Document text =>
NHS England may contribute additional funding to bolster the £3.8bn integration transformation fund announced in the 2013 comprehensive spending review, Sir David Nicholson has said.

However, the NHS England chief executive insisted that, contrary to some expectations, the local pooled budgets set to be created under the plan would not be a “transfer to local government”.

HSJ also understands that the funds may not have to be governed by health and wellbeing boards in all areas, if NHS England or the Department of Health have concerns about an individual board’s capability.

The fund will be worth at least £1bn nationally in 2014-15, and £3.8bn in 2015-16. Most of the funding added in the second year will come from clinical commissioning group budgets. The fund will be used to create pooled budgets for the joint commissioning of health and social care by the NHS and local authorities.

Speaking at the HSJ Commissioning Summit last week, Sir David said that NHS England would consider contributing money from the primary care budget, which it controls, to these pooled funds in each area. He also indicated CCGs could consider contributing more of their own funds than was required.

Combining primary and community care budgets − currently split between NHS England and CCGs − could make it easier to design and contract services that cover both.

Sir David said of the initiative: “It is a very, very, very significant issue. It is not a transfer to local government − this is the development of a pooled budget.”

Information shown =>
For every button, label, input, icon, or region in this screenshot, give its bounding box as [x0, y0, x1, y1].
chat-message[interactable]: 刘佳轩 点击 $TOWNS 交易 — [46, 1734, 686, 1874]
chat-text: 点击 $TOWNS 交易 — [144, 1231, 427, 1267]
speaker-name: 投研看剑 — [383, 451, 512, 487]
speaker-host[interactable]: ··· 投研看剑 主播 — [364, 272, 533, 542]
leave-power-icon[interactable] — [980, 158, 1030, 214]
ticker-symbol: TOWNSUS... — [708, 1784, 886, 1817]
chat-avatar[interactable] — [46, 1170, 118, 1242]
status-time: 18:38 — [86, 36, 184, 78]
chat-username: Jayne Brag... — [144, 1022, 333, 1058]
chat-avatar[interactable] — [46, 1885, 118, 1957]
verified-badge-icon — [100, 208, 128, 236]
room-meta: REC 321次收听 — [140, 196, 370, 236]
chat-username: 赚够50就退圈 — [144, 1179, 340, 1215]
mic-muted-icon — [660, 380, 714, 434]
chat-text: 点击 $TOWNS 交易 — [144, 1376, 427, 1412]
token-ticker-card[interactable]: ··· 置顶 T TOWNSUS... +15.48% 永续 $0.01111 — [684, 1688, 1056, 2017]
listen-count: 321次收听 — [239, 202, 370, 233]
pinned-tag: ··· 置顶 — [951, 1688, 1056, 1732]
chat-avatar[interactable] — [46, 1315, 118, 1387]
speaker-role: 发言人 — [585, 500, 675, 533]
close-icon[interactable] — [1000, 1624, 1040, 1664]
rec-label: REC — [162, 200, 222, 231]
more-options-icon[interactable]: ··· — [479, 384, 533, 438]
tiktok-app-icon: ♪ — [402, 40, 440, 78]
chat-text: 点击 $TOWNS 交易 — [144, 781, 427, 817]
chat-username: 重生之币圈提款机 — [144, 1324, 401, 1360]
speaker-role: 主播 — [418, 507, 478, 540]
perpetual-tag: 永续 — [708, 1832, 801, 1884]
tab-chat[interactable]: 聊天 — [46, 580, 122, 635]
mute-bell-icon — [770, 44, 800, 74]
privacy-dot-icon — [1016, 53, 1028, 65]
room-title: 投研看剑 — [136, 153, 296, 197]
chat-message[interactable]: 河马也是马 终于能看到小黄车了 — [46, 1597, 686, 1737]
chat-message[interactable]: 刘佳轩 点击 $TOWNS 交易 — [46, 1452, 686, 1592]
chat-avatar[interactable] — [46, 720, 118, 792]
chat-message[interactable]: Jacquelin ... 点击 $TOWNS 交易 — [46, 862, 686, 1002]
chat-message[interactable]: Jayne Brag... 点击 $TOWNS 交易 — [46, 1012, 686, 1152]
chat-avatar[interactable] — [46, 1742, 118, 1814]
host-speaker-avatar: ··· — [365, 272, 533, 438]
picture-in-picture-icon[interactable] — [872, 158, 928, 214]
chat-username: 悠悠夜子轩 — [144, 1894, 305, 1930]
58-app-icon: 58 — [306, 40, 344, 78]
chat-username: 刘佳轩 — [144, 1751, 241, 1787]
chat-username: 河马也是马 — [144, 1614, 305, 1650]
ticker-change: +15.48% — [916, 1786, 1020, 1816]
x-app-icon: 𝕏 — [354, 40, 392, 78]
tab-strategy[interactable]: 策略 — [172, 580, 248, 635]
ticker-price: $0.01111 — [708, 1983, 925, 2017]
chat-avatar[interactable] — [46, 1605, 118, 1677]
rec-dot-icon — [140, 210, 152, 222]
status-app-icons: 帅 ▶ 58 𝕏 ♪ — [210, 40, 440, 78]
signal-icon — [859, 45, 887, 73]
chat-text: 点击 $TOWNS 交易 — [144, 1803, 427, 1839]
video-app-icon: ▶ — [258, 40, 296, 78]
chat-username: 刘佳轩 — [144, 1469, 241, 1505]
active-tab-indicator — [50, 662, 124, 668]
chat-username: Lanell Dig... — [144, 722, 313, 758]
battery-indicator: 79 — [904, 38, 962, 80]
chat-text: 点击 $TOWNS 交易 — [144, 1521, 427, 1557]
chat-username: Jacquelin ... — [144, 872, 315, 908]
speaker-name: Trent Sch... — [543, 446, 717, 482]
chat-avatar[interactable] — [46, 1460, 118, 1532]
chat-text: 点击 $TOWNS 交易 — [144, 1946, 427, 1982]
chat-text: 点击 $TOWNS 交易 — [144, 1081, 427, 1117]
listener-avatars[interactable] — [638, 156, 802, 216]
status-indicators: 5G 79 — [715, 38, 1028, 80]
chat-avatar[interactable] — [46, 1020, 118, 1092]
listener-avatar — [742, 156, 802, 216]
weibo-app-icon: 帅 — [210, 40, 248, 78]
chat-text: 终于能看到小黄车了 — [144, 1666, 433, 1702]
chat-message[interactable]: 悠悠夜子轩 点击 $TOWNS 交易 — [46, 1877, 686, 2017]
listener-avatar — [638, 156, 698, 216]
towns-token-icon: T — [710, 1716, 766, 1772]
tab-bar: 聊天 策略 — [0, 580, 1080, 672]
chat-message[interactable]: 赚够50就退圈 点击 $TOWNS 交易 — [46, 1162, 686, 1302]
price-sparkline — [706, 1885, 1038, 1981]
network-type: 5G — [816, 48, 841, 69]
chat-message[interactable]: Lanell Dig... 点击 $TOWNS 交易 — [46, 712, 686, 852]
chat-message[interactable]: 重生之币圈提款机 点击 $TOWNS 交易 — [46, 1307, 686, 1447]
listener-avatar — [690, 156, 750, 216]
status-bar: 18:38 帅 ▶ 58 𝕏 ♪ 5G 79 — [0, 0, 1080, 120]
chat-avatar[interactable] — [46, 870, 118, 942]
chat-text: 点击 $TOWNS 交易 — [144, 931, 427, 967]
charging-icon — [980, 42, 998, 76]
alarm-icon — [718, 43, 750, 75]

Exercise set =>
1. In the article on the integration transformation fund, switch "capability" to "track record" and write out the passage that begins at the words "HSJ also understands" and stops after "individual board’s capability.".
2. Resume the article on the integration transformation fund after its last sentence.

Task-by-task results =>
1.
HSJ also understands that the funds may not have to be governed by health and wellbeing boards in all areas, if NHS England or the Department of Health have concerns about an individual board’s track record.

2.
He said governance of the funds needed to be given further consideration, adding: “I am the accounting officer for this money. I’m not having my successor in a position where they haven’t got satisfactory governance around the £3.8bn.”

It is an indication that NHS England would be willing to veto the supply of funds to particular areas, or to back areas’ proposals for alternative rules.

Sir David described the fund as, “ringfenced for out of hospital care - never have we had that [before]… £2bn gets taken off the acute sector and put into community care”.

Concern about the governance of the funds is shared by some in the NHS who fear that some health and wellbeing boards are not yet well developed and, therefore, are not a good structure for deciding use of the funds.

A statement published by NHS England and the Local Government Association about the integration fund last month said: “Local health and wellbeing boards will sign off the plans, which will have been agreed between the local authority and CCGs.

“The health and wellbeing board is best placed to decide whether the plans are the best for the locality, engaging with local people and bringing a sector led approach to the process. The plans will then go through an assurance process involving NHS England to assure ministers.”